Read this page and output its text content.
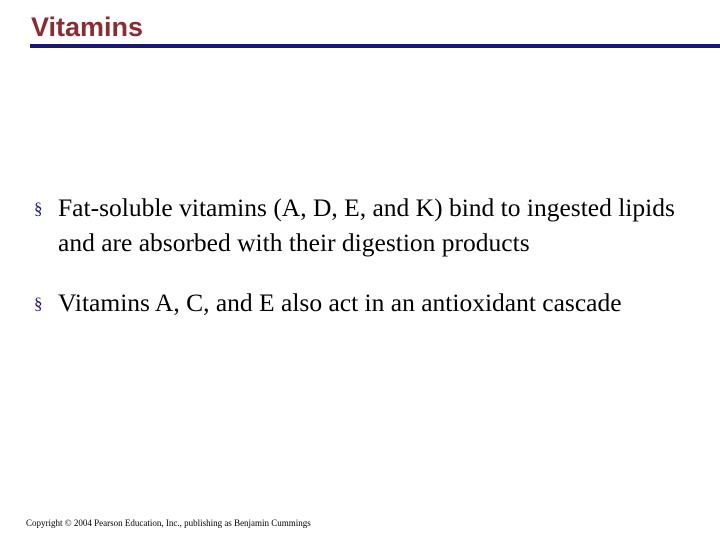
Vitamins
§ Fat-soluble vitamins (A, D, E, and K) bind to ingested lipids and are absorbed with their digestion products
§ Vitamins A, C, and E also act in an antioxidant cascade
Copyright © 2004 Pearson Education, Inc., publishing as Benjamin Cummings
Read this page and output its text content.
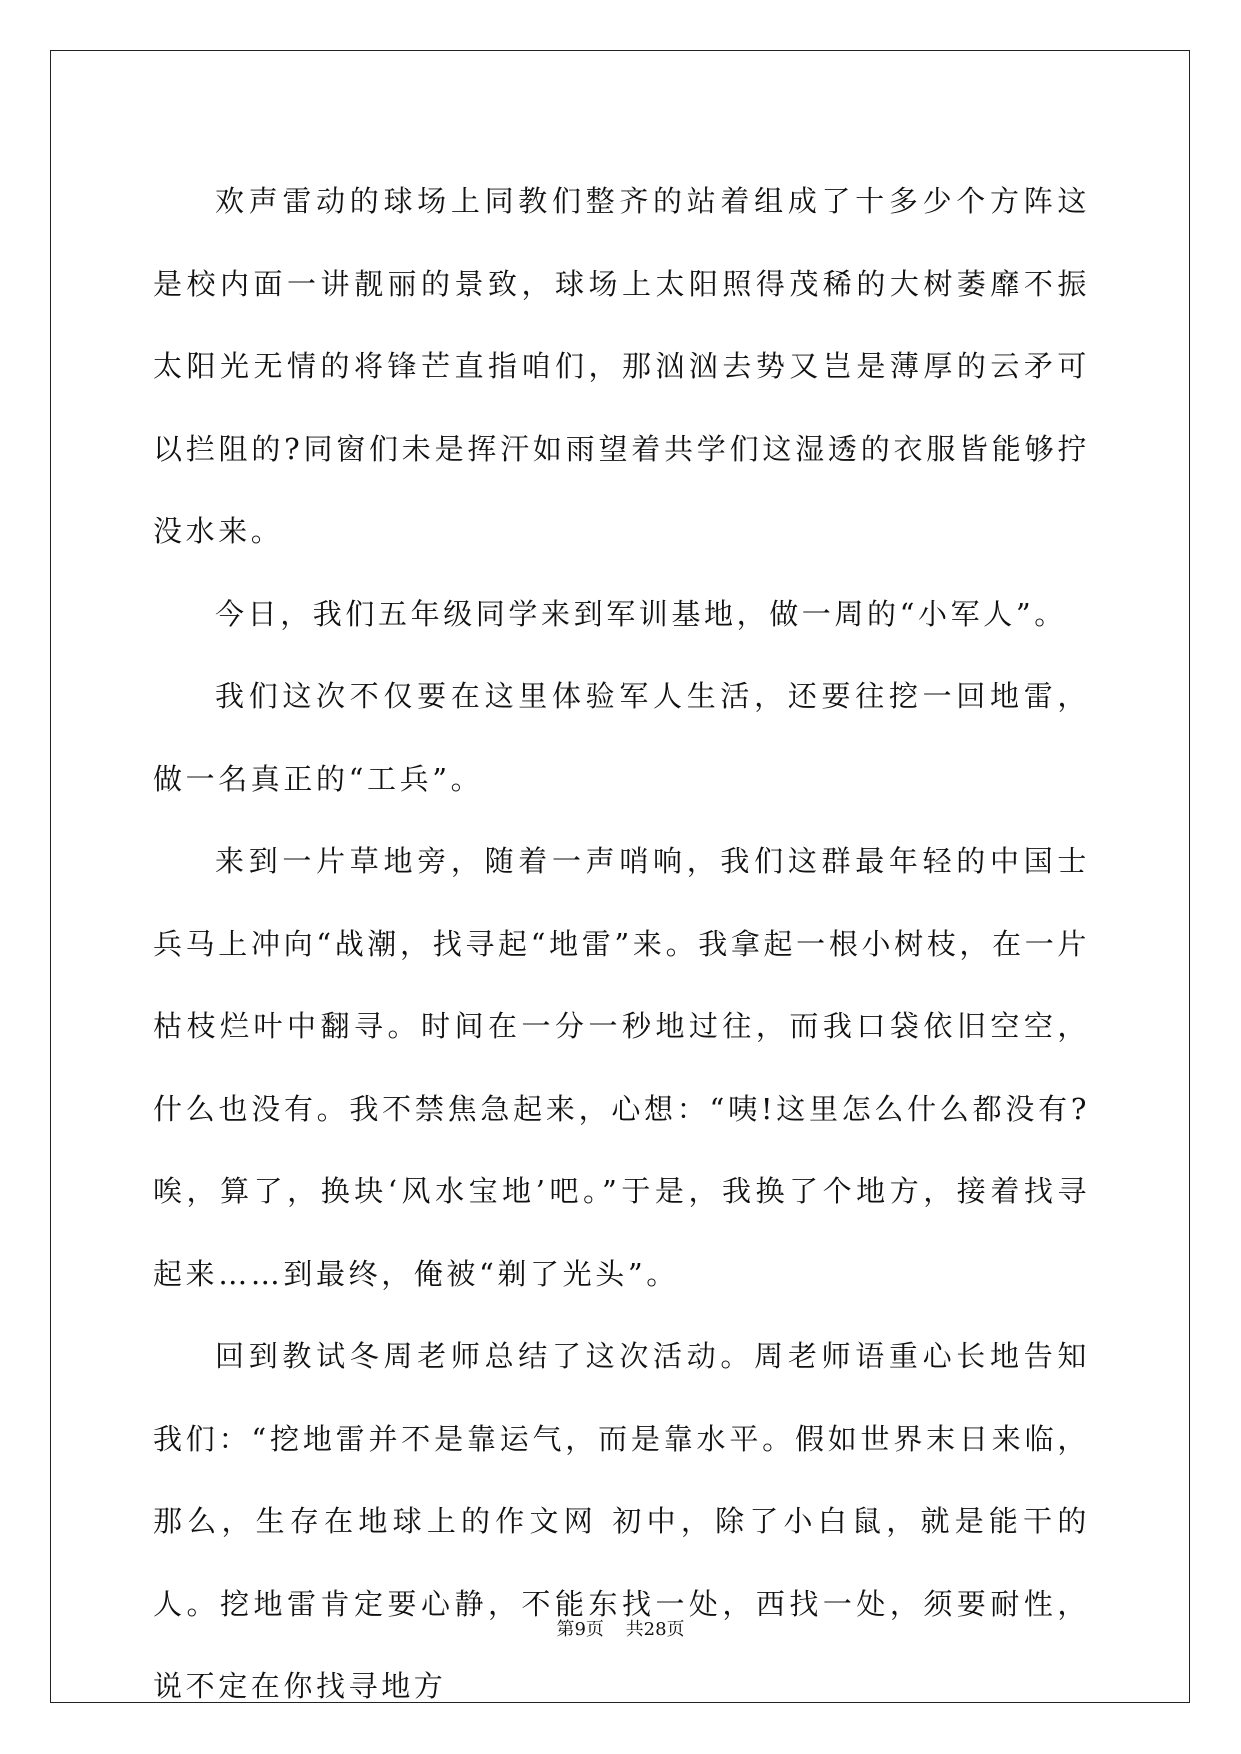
欢声雷动的球场上同教们整齐的站着组成了十多少个方阵这是校内面一讲靓丽的景致，球场上太阳照得茂稀的大树萎靡不振太阳光无情的将锋芒直指咱们，那汹汹去势又岂是薄厚的云矛可以拦阻的?同窗们未是挥汗如雨望着共学们这湿透的衣服皆能够拧没水来。

今日，我们五年级同学来到军训基地，做一周的“小军人”。

我们这次不仅要在这里体验军人生活，还要往挖一回地雷，做一名真正的“工兵”。

来到一片草地旁，随着一声哨响，我们这群最年轻的中国士兵马上冲向“战潮，找寻起“地雷”来。我拿起一根小树枝，在一片枯枝烂叶中翻寻。时间在一分一秒地过往，而我口袋依旧空空，什么也没有。我不禁焦急起来，心想：“咦!这里怎么什么都没有?唉，算了，换块‘风水宝地’吧。”于是，我换了个地方，接着找寻起来……到最终，俺被“剃了光头”。

回到教试冬周老师总结了这次活动。周老师语重心长地告知我们：“挖地雷并不是靠运气，而是靠水平。假如世界末日来临，那么，生存在地球上的作文网 初中，除了小白鼠，就是能干的人。挖地雷肯定要心静，不能东找一处，西找一处，须要耐性，说不定在你找寻地方

第9页 共28页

> **WHAT NEEDS TO BE DONE**
All preceding records should be duplicated verbatim, images excepted.

> **ANSWER TO THE TASK**
Read this page and output its text content.
Vitamins
§ Fat-soluble vitamins (A, D, E, and K) bind to ingested lipids and are absorbed with their digestion products
§ Vitamins A, C, and E also act in an antioxidant cascade
Copyright © 2004 Pearson Education, Inc., publishing as Benjamin Cummings
Read this page and output its text content.
欢声雷动的球场上同教们整齐的站着组成了十多少个方阵这是校内面一讲靓丽的景致，球场上太阳照得茂稀的大树萎靡不振太阳光无情的将锋芒直指咱们，那汹汹去势又岂是薄厚的云矛可以拦阻的?同窗们未是挥汗如雨望着共学们这湿透的衣服皆能够拧没水来。

今日，我们五年级同学来到军训基地，做一周的“小军人”。

我们这次不仅要在这里体验军人生活，还要往挖一回地雷，做一名真正的“工兵”。

来到一片草地旁，随着一声哨响，我们这群最年轻的中国士兵马上冲向“战潮，找寻起“地雷”来。我拿起一根小树枝，在一片枯枝烂叶中翻寻。时间在一分一秒地过往，而我口袋依旧空空，什么也没有。我不禁焦急起来，心想：“咦!这里怎么什么都没有?唉，算了，换块‘风水宝地’吧。”于是，我换了个地方，接着找寻起来……到最终，俺被“剃了光头”。

回到教试冬周老师总结了这次活动。周老师语重心长地告知我们：“挖地雷并不是靠运气，而是靠水平。假如世界末日来临，那么，生存在地球上的作文网 初中，除了小白鼠，就是能干的人。挖地雷肯定要心静，不能东找一处，西找一处，须要耐性，说不定在你找寻地方

第9页 共28页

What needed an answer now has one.